* **WORK TO BE COMPLETED**
Each line of the listing that contains the word "Lagerbock" is to be copied.

* **SUPPLIED ENTRIES**
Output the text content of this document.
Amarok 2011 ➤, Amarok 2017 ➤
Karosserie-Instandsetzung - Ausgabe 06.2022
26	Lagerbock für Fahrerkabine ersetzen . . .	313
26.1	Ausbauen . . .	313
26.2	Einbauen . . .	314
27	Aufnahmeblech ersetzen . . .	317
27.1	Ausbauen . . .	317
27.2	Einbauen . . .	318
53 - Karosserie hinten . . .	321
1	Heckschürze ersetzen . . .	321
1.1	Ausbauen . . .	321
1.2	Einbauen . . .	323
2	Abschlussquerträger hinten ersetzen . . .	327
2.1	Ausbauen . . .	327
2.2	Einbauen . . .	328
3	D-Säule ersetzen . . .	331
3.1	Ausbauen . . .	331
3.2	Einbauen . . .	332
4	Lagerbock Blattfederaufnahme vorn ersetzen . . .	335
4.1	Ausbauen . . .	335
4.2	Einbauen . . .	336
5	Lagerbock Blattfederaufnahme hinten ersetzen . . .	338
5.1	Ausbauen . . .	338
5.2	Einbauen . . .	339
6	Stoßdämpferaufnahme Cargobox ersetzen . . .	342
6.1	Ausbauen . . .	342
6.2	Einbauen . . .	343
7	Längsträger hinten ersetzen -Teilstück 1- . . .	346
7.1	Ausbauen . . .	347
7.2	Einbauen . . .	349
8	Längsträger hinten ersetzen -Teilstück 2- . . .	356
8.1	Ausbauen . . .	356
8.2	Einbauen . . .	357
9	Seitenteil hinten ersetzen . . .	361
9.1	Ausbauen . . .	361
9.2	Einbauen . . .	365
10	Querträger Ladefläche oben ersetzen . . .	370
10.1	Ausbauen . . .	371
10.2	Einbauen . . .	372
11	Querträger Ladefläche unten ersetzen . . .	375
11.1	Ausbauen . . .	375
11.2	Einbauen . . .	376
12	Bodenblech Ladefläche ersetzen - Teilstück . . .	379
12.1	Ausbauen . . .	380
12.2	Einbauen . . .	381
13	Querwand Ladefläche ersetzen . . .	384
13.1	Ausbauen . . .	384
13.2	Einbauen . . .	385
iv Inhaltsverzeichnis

* **FINAL RESULT**
26	Lagerbock für Fahrerkabine ersetzen . . .	313
4	Lagerbock Blattfederaufnahme vorn ersetzen . . .	335
5	Lagerbock Blattfederaufnahme hinten ersetzen . . .	338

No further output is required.